- Exercise
In the material below, list every line carrying the string "label".

- Dataset rows
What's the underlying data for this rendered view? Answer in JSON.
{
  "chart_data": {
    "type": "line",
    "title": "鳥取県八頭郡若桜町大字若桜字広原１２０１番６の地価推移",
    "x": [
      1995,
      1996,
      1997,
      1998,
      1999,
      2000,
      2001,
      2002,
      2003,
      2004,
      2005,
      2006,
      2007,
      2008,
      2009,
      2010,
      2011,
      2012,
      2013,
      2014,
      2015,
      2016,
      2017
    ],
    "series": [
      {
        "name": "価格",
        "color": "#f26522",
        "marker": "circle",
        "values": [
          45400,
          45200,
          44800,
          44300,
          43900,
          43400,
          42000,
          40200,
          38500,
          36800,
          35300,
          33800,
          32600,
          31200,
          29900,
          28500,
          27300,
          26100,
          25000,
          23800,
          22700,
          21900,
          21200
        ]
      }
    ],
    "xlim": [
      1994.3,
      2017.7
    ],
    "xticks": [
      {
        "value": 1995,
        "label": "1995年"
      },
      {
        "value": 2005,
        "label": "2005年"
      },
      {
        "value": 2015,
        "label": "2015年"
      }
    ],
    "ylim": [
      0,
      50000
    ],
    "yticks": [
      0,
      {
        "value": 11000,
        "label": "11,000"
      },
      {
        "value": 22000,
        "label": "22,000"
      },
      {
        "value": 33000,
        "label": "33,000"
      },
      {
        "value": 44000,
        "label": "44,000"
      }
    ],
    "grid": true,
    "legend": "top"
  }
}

- Exercise result
        "label": "1995年"
        "label": "2005年"
        "label": "2015年"
        "label": "11,000"
        "label": "22,000"
        "label": "33,000"
        "label": "44,000"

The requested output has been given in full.